=== To be done ===
Retype the data that follows line by line, exactly, and leave its pictures out.

=== Data for this task ===
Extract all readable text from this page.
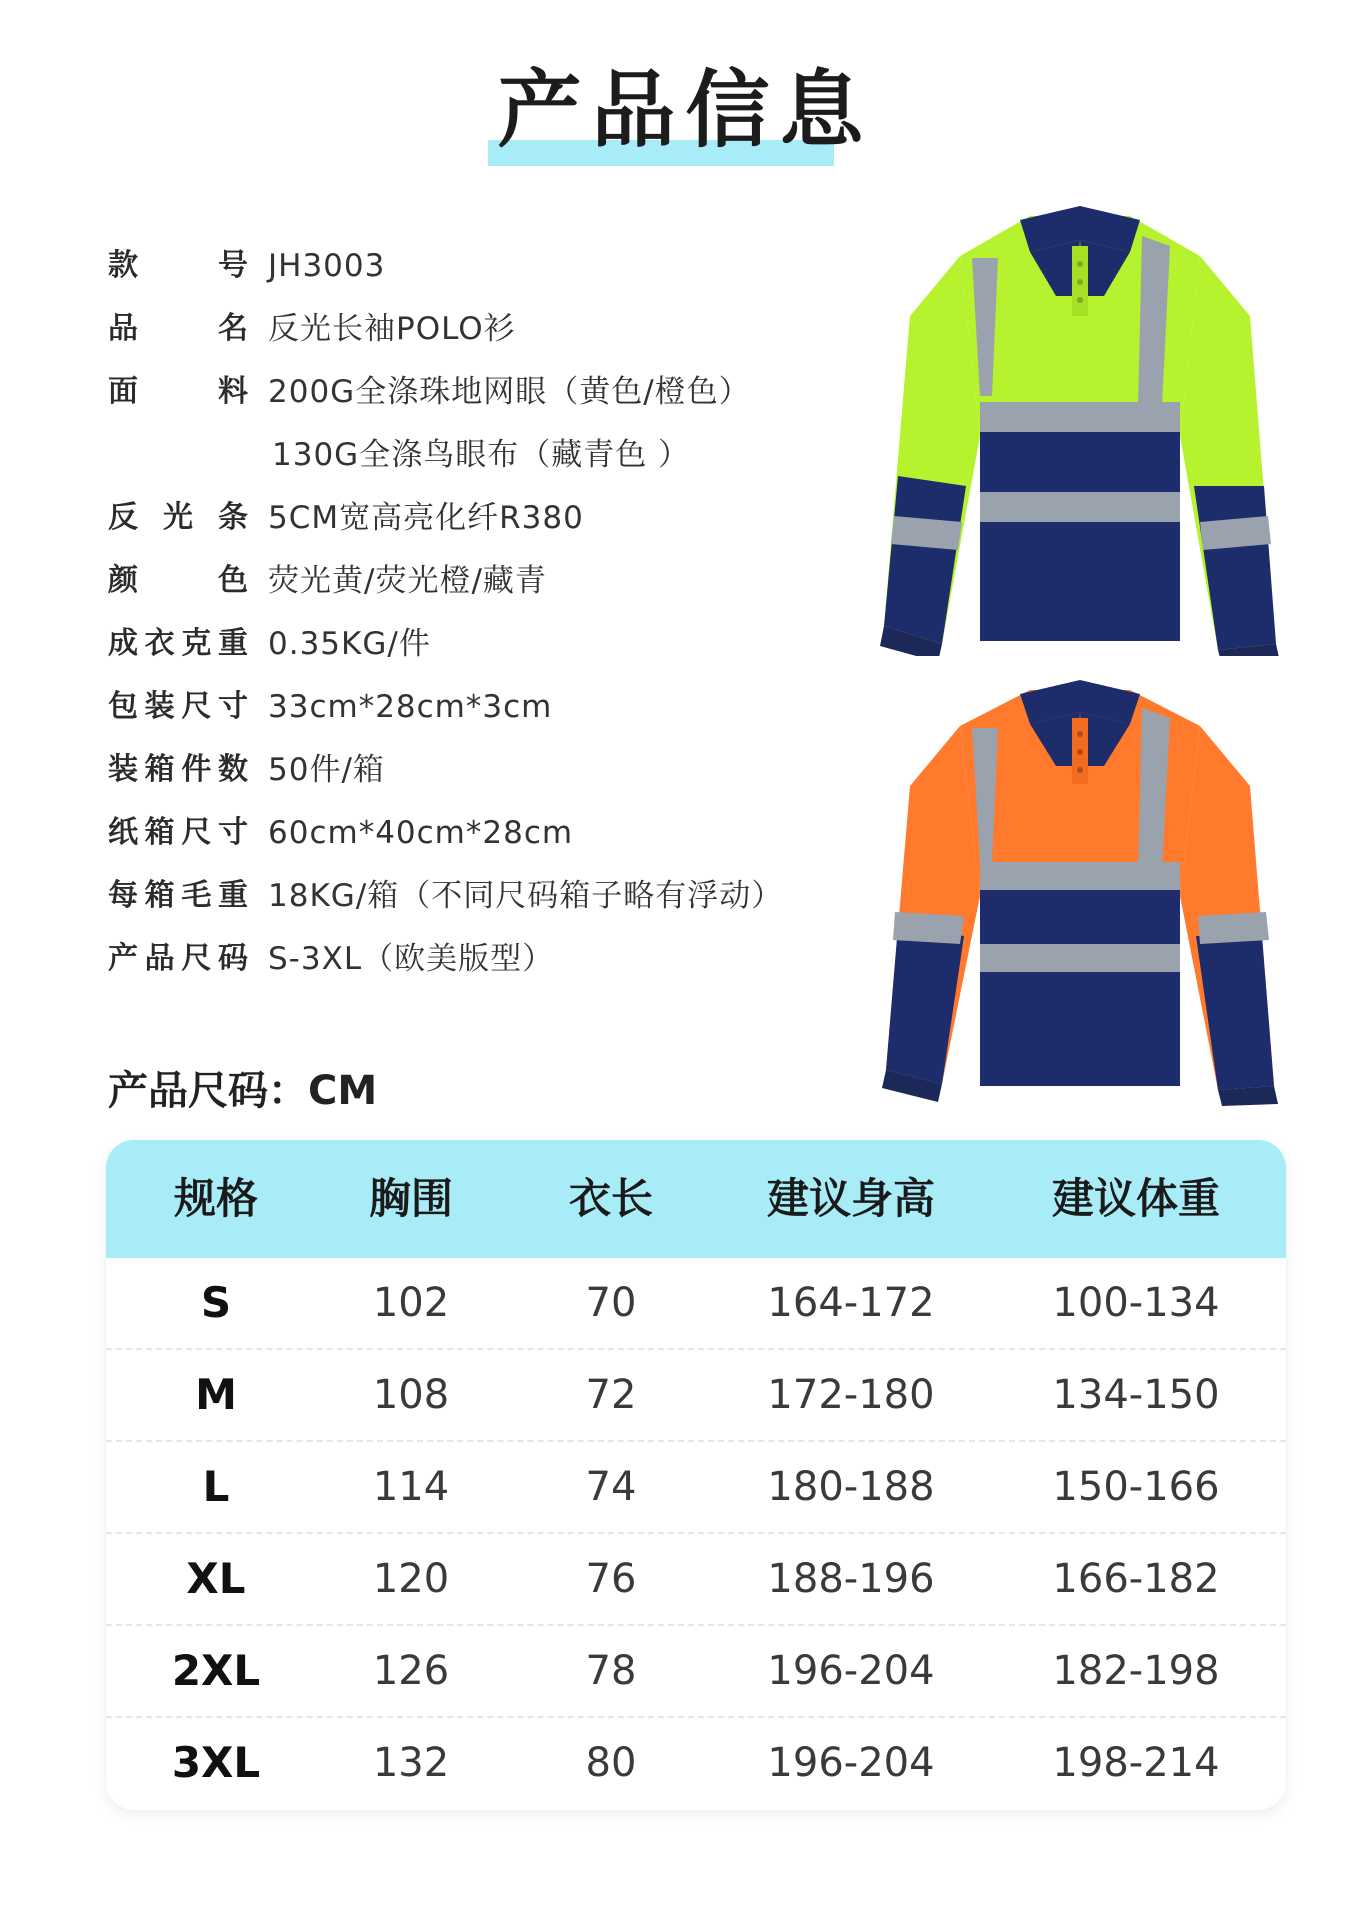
产品信息
款号 JH3003
品名 反光长袖POLO衫
面料 200G全涤珠地网眼（黄色/橙色）
130G全涤鸟眼布（藏青色 ）
反光条 5CM宽高亮化纤R380
颜色 荧光黄/荧光橙/藏青
成衣克重 0.35KG/件
包装尺寸 33cm*28cm*3cm
装箱件数 50件/箱
纸箱尺寸 60cm*40cm*28cm
每箱毛重 18KG/箱（不同尺码箱子略有浮动）
产品尺码 S-3XL（欧美版型）
产品尺码：CM
规格	胸围	衣长	建议身高	建议体重
S	102	70	164-172	100-134
M	108	72	172-180	134-150
L	114	74	180-188	150-166
XL	120	76	188-196	166-182
2XL	126	78	196-204	182-198
3XL	132	80	196-204	198-214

=== Answer to the task ===
Extract all readable text from this page.
产品信息
款号 JH3003
品名 反光长袖POLO衫
面料 200G全涤珠地网眼（黄色/橙色）
130G全涤鸟眼布（藏青色 ）
反光条 5CM宽高亮化纤R380
颜色 荧光黄/荧光橙/藏青
成衣克重 0.35KG/件
包装尺寸 33cm*28cm*3cm
装箱件数 50件/箱
纸箱尺寸 60cm*40cm*28cm
每箱毛重 18KG/箱（不同尺码箱子略有浮动）
产品尺码 S-3XL（欧美版型）
产品尺码：CM
规格	胸围	衣长	建议身高	建议体重
S	102	70	164-172	100-134
M	108	72	172-180	134-150
L	114	74	180-188	150-166
XL	120	76	188-196	166-182
2XL	126	78	196-204	182-198
3XL	132	80	196-204	198-214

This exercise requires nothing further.